-- SUPPLIED DATA start --

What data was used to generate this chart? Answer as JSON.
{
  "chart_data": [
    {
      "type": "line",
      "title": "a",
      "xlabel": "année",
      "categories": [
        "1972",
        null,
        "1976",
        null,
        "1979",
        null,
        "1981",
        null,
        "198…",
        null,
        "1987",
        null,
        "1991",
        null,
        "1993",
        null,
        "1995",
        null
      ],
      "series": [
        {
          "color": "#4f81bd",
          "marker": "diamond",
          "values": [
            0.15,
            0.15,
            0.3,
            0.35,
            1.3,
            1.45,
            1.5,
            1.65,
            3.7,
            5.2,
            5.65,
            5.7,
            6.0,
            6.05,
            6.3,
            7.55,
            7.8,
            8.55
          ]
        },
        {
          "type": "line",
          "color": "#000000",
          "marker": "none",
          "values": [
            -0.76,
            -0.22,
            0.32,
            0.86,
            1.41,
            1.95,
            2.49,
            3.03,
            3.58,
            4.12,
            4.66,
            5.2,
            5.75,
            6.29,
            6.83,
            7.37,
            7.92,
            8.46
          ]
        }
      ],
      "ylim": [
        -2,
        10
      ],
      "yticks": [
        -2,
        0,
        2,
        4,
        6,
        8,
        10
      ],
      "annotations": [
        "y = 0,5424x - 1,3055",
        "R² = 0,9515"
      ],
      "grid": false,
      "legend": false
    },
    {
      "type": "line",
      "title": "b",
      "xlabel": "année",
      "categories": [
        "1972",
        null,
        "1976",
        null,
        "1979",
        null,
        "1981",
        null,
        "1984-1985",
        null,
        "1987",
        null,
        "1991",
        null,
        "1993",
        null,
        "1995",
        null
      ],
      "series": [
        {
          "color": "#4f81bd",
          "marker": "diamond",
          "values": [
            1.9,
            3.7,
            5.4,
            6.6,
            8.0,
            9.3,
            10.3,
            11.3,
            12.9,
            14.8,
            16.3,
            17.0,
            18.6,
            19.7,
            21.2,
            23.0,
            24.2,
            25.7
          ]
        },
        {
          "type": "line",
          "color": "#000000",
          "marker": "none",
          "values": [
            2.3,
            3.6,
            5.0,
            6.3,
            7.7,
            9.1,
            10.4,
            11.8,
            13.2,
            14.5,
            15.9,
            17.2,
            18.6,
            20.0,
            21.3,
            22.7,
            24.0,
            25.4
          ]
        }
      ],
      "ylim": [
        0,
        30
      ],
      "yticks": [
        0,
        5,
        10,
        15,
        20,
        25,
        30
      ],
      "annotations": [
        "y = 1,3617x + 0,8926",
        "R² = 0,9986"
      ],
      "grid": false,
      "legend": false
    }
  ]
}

-- SUPPLIED DATA end --

EXERCISE DIRECTIONS: Write out all the lines again, exactly as they are.

THE RESPONSE:
What data was used to generate this chart? Answer as JSON.
{
  "chart_data": [
    {
      "type": "line",
      "title": "a",
      "xlabel": "année",
      "categories": [
        "1972",
        null,
        "1976",
        null,
        "1979",
        null,
        "1981",
        null,
        "198…",
        null,
        "1987",
        null,
        "1991",
        null,
        "1993",
        null,
        "1995",
        null
      ],
      "series": [
        {
          "color": "#4f81bd",
          "marker": "diamond",
          "values": [
            0.15,
            0.15,
            0.3,
            0.35,
            1.3,
            1.45,
            1.5,
            1.65,
            3.7,
            5.2,
            5.65,
            5.7,
            6.0,
            6.05,
            6.3,
            7.55,
            7.8,
            8.55
          ]
        },
        {
          "type": "line",
          "color": "#000000",
          "marker": "none",
          "values": [
            -0.76,
            -0.22,
            0.32,
            0.86,
            1.41,
            1.95,
            2.49,
            3.03,
            3.58,
            4.12,
            4.66,
            5.2,
            5.75,
            6.29,
            6.83,
            7.37,
            7.92,
            8.46
          ]
        }
      ],
      "ylim": [
        -2,
        10
      ],
      "yticks": [
        -2,
        0,
        2,
        4,
        6,
        8,
        10
      ],
      "annotations": [
        "y = 0,5424x - 1,3055",
        "R² = 0,9515"
      ],
      "grid": false,
      "legend": false
    },
    {
      "type": "line",
      "title": "b",
      "xlabel": "année",
      "categories": [
        "1972",
        null,
        "1976",
        null,
        "1979",
        null,
        "1981",
        null,
        "1984-1985",
        null,
        "1987",
        null,
        "1991",
        null,
        "1993",
        null,
        "1995",
        null
      ],
      "series": [
        {
          "color": "#4f81bd",
          "marker": "diamond",
          "values": [
            1.9,
            3.7,
            5.4,
            6.6,
            8.0,
            9.3,
            10.3,
            11.3,
            12.9,
            14.8,
            16.3,
            17.0,
            18.6,
            19.7,
            21.2,
            23.0,
            24.2,
            25.7
          ]
        },
        {
          "type": "line",
          "color": "#000000",
          "marker": "none",
          "values": [
            2.3,
            3.6,
            5.0,
            6.3,
            7.7,
            9.1,
            10.4,
            11.8,
            13.2,
            14.5,
            15.9,
            17.2,
            18.6,
            20.0,
            21.3,
            22.7,
            24.0,
            25.4
          ]
        }
      ],
      "ylim": [
        0,
        30
      ],
      "yticks": [
        0,
        5,
        10,
        15,
        20,
        25,
        30
      ],
      "annotations": [
        "y = 1,3617x + 0,8926",
        "R² = 0,9986"
      ],
      "grid": false,
      "legend": false
    }
  ]
}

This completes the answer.